### WRITTEN REQUEST
Each line below should be retyped exactly, with no pictures.

Data excerpts:
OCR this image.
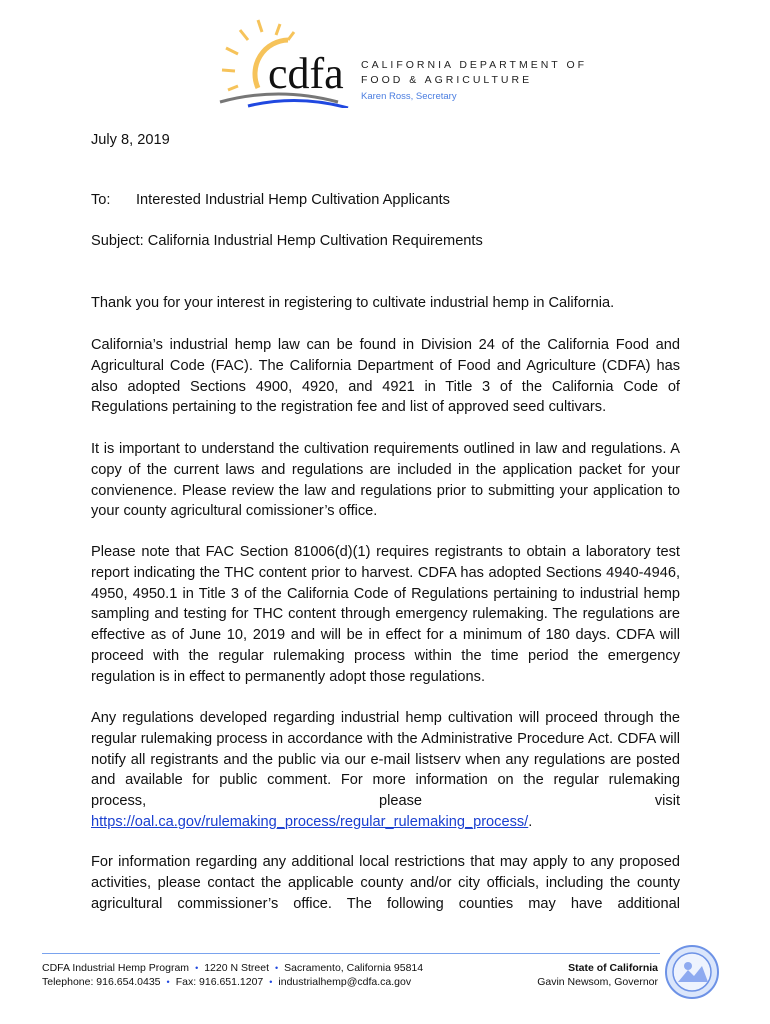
cdfa CALIFORNIA DEPARTMENT OF
FOOD & AGRICULTURE
Karen Ross, Secretary
July 8, 2019
To: Interested Industrial Hemp Cultivation Applicants
Subject: California Industrial Hemp Cultivation Requirements
Thank you for your interest in registering to cultivate industrial hemp in California.
California’s industrial hemp law can be found in Division 24 of the California Food and Agricultural Code (FAC). The California Department of Food and Agriculture (CDFA) has also adopted Sections 4900, 4920, and 4921 in Title 3 of the California Code of Regulations pertaining to the registration fee and list of approved seed cultivars.
It is important to understand the cultivation requirements outlined in law and regulations. A copy of the current laws and regulations are included in the application packet for your convienence. Please review the law and regulations prior to submitting your application to your county agricultural comissioner’s office.
Please note that FAC Section 81006(d)(1) requires registrants to obtain a laboratory test report indicating the THC content prior to harvest. CDFA has adopted Sections 4940-4946, 4950, 4950.1 in Title 3 of the California Code of Regulations pertaining to industrial hemp sampling and testing for THC content through emergency rulemaking. The regulations are effective as of June 10, 2019 and will be in effect for a minimum of 180 days. CDFA will proceed with the regular rulemaking process within the time period the emergency regulation is in effect to permanently adopt those regulations.
Any regulations developed regarding industrial hemp cultivation will proceed through the regular rulemaking process in accordance with the Administrative Procedure Act. CDFA will notify all registrants and the public via our e-mail listserv when any regulations are posted and available for public comment. For more information on the regular rulemaking
process,	please	visit
https://oal.ca.gov/rulemaking_process/regular_rulemaking_process/.
For information regarding any additional local restrictions that may apply to any proposed activities, please contact the applicable county and/or city officials, including the county agricultural commissioner’s office. The following counties may have additional
CDFA Industrial Hemp Program • 1220 N Street • Sacramento, California 95814
Telephone: 916.654.0435 • Fax: 916.651.1207 • industrialhemp@cdfa.ca.gov
State of California
Gavin Newsom, Governor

### WORKED SOLUTION
OCR this image.
cdfa CALIFORNIA DEPARTMENT OF
FOOD & AGRICULTURE
Karen Ross, Secretary
July 8, 2019
To: Interested Industrial Hemp Cultivation Applicants
Subject: California Industrial Hemp Cultivation Requirements
Thank you for your interest in registering to cultivate industrial hemp in California.
California’s industrial hemp law can be found in Division 24 of the California Food and Agricultural Code (FAC). The California Department of Food and Agriculture (CDFA) has also adopted Sections 4900, 4920, and 4921 in Title 3 of the California Code of Regulations pertaining to the registration fee and list of approved seed cultivars.
It is important to understand the cultivation requirements outlined in law and regulations. A copy of the current laws and regulations are included in the application packet for your convienence. Please review the law and regulations prior to submitting your application to your county agricultural comissioner’s office.
Please note that FAC Section 81006(d)(1) requires registrants to obtain a laboratory test report indicating the THC content prior to harvest. CDFA has adopted Sections 4940-4946, 4950, 4950.1 in Title 3 of the California Code of Regulations pertaining to industrial hemp sampling and testing for THC content through emergency rulemaking. The regulations are effective as of June 10, 2019 and will be in effect for a minimum of 180 days. CDFA will proceed with the regular rulemaking process within the time period the emergency regulation is in effect to permanently adopt those regulations.
Any regulations developed regarding industrial hemp cultivation will proceed through the regular rulemaking process in accordance with the Administrative Procedure Act. CDFA will notify all registrants and the public via our e-mail listserv when any regulations are posted and available for public comment. For more information on the regular rulemaking
process,	please	visit
https://oal.ca.gov/rulemaking_process/regular_rulemaking_process/.
For information regarding any additional local restrictions that may apply to any proposed activities, please contact the applicable county and/or city officials, including the county agricultural commissioner’s office. The following counties may have additional
CDFA Industrial Hemp Program • 1220 N Street • Sacramento, California 95814
Telephone: 916.654.0435 • Fax: 916.651.1207 • industrialhemp@cdfa.ca.gov
State of California
Gavin Newsom, Governor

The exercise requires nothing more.